──────── Supplied material

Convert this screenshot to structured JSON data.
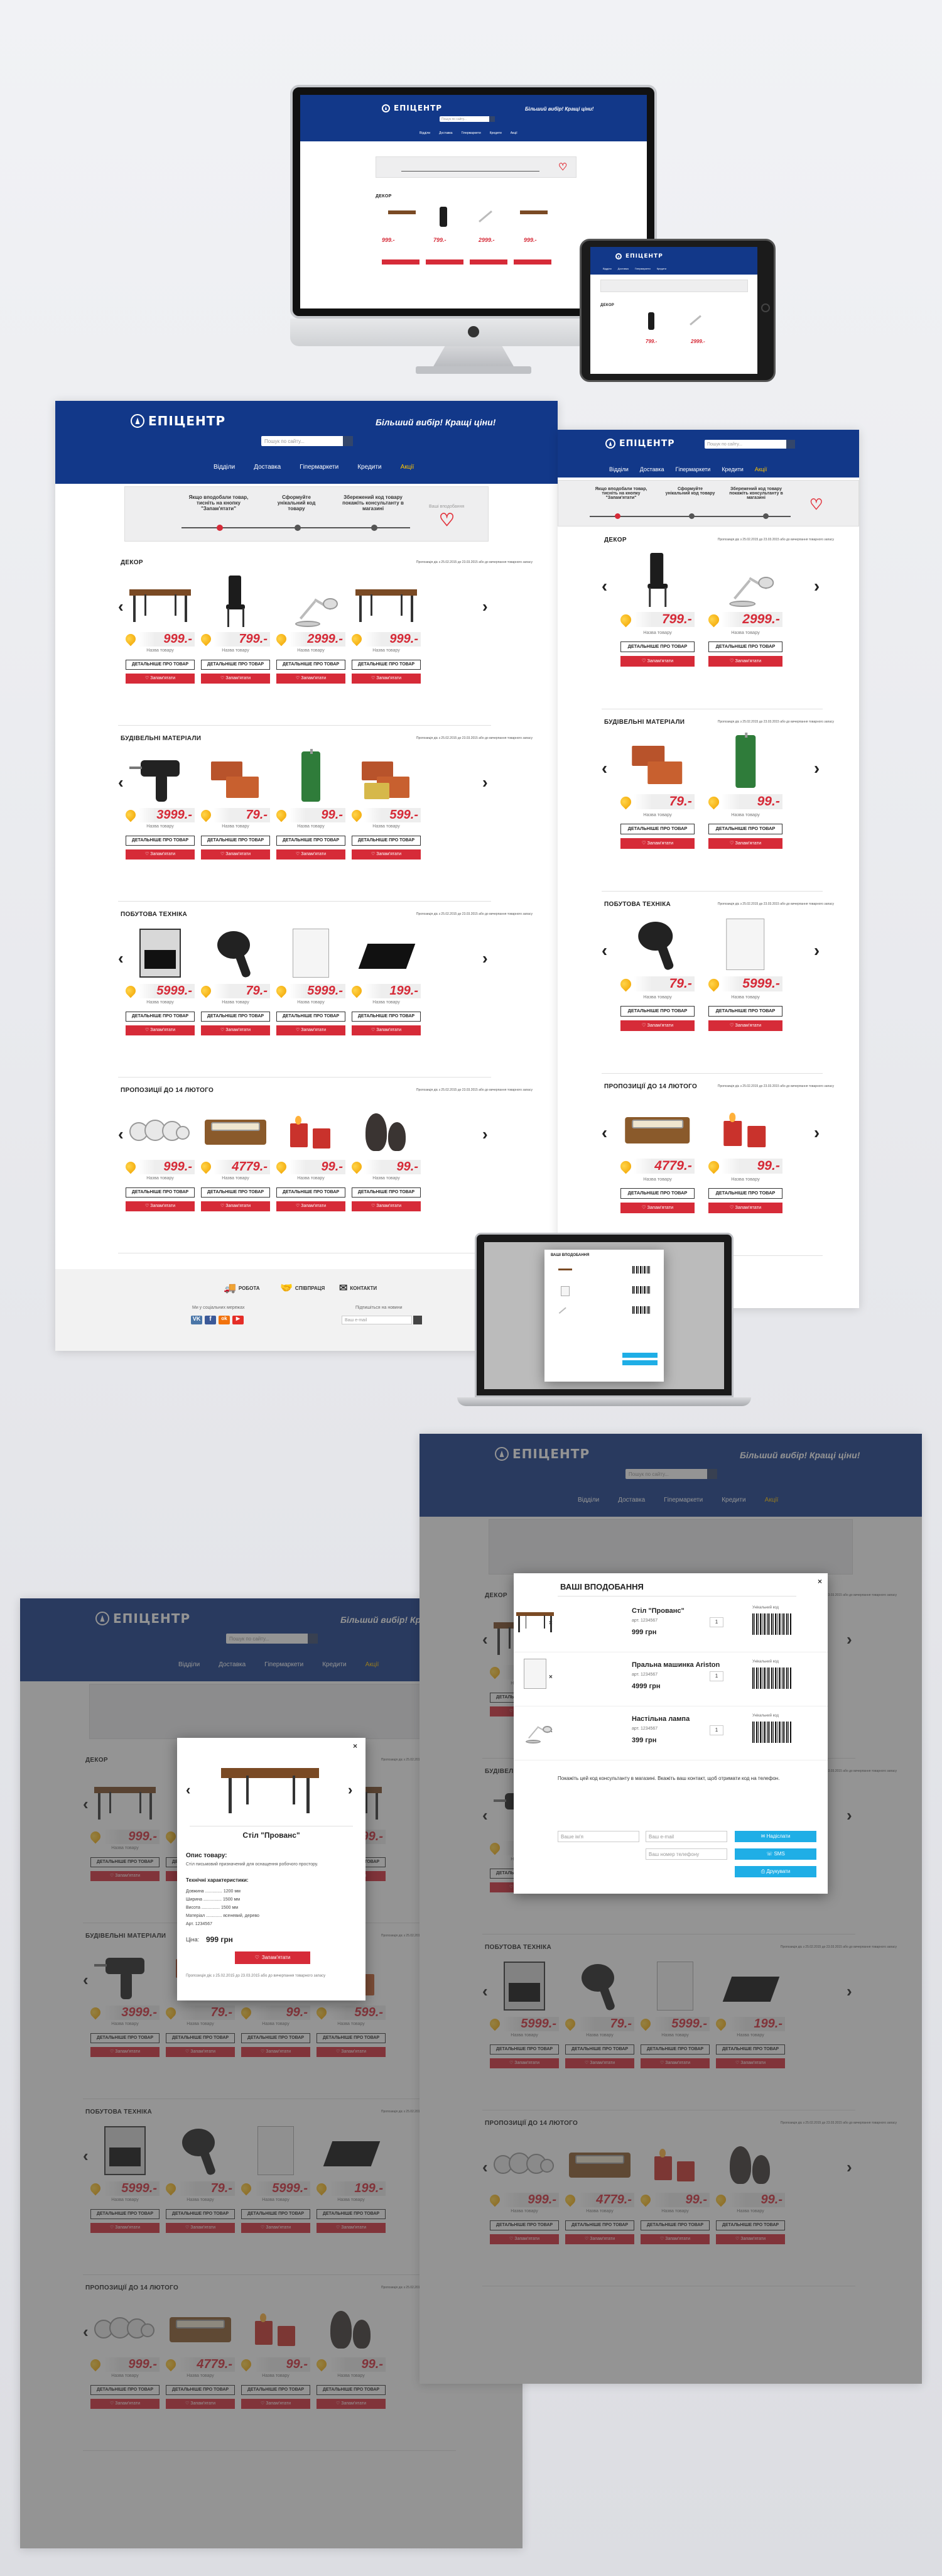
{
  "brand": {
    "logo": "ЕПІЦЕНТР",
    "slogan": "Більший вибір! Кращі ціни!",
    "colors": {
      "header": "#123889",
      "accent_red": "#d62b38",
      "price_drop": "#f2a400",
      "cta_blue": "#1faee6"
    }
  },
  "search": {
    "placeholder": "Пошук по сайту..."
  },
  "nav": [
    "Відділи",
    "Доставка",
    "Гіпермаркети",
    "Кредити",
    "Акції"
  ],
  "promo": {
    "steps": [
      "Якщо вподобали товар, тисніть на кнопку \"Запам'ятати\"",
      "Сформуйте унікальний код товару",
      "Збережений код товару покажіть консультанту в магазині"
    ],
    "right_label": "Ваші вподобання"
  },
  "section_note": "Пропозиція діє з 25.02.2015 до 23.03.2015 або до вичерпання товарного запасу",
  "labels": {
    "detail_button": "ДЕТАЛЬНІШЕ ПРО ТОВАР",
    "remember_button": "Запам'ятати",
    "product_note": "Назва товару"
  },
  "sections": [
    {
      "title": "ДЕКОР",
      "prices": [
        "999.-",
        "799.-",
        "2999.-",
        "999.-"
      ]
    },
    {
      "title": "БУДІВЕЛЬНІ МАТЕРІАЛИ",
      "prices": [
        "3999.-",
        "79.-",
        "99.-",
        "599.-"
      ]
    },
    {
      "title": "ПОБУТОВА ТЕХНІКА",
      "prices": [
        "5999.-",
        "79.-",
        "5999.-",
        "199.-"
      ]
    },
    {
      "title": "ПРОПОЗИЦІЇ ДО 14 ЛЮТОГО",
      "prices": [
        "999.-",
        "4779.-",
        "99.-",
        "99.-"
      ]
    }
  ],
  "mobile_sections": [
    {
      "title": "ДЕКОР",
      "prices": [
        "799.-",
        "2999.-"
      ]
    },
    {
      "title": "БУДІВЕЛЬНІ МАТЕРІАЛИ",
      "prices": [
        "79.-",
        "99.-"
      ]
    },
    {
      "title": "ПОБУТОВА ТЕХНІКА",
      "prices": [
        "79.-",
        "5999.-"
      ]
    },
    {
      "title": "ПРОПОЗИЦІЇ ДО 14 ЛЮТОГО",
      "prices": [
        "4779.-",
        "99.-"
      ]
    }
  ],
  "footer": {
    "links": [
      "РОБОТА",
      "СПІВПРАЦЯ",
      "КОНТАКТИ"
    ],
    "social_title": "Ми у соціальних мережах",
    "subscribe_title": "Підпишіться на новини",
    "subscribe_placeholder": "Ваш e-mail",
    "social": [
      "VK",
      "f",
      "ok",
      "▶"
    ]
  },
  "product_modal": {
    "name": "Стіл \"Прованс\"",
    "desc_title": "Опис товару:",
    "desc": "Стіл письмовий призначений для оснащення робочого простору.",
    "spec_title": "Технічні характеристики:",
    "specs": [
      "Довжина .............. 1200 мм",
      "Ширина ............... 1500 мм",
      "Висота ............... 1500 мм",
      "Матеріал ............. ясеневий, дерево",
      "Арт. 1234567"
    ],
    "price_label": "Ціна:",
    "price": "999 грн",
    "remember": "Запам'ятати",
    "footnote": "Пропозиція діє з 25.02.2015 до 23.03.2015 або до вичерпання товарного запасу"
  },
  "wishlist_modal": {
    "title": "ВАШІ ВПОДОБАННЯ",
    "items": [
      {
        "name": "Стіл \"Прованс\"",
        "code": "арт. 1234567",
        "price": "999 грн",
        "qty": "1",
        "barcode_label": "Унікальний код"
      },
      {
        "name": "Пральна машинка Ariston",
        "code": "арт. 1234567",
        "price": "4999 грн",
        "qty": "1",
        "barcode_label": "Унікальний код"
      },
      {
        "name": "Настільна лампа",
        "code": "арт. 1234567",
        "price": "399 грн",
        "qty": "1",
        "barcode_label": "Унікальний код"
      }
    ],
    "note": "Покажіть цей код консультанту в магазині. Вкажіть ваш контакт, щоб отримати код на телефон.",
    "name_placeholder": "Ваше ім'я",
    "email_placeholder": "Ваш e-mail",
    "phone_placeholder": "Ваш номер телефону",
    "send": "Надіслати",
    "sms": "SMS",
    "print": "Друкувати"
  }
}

────────────────

Select the lines that carry the string "ятати" and copy them.

      "Якщо вподобали товар, тисніть на кнопку \"Запам'ятати\"",
    "remember_button": "Запам'ятати",
    "remember": "Запам'ятати",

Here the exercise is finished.